◆ Information supplied:
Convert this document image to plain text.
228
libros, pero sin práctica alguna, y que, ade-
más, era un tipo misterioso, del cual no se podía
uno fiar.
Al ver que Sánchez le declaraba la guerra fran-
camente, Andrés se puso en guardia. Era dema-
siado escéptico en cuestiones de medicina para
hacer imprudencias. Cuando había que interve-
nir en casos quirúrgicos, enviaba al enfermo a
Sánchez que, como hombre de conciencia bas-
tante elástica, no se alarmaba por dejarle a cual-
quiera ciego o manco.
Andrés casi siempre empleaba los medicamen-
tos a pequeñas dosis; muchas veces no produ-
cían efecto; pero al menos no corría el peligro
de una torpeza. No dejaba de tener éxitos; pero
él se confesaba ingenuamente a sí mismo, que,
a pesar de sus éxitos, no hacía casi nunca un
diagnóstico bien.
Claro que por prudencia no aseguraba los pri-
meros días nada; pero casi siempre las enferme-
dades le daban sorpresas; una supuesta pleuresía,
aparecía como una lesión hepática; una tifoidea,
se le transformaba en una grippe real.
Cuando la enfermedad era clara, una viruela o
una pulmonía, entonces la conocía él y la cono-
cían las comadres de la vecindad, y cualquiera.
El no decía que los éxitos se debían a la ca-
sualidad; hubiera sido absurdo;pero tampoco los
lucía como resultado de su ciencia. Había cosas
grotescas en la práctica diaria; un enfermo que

◆ Instructions to follow:
Give the complete listing a second time, exactly as it reads.

◆ Answer to the task:
Convert this document image to plain text.
228
libros, pero sin práctica alguna, y que, ade-
más, era un tipo misterioso, del cual no se podía
uno fiar.
Al ver que Sánchez le declaraba la guerra fran-
camente, Andrés se puso en guardia. Era dema-
siado escéptico en cuestiones de medicina para
hacer imprudencias. Cuando había que interve-
nir en casos quirúrgicos, enviaba al enfermo a
Sánchez que, como hombre de conciencia bas-
tante elástica, no se alarmaba por dejarle a cual-
quiera ciego o manco.
Andrés casi siempre empleaba los medicamen-
tos a pequeñas dosis; muchas veces no produ-
cían efecto; pero al menos no corría el peligro
de una torpeza. No dejaba de tener éxitos; pero
él se confesaba ingenuamente a sí mismo, que,
a pesar de sus éxitos, no hacía casi nunca un
diagnóstico bien.
Claro que por prudencia no aseguraba los pri-
meros días nada; pero casi siempre las enferme-
dades le daban sorpresas; una supuesta pleuresía,
aparecía como una lesión hepática; una tifoidea,
se le transformaba en una grippe real.
Cuando la enfermedad era clara, una viruela o
una pulmonía, entonces la conocía él y la cono-
cían las comadres de la vecindad, y cualquiera.
El no decía que los éxitos se debían a la ca-
sualidad; hubiera sido absurdo;pero tampoco los
lucía como resultado de su ciencia. Había cosas
grotescas en la práctica diaria; un enfermo que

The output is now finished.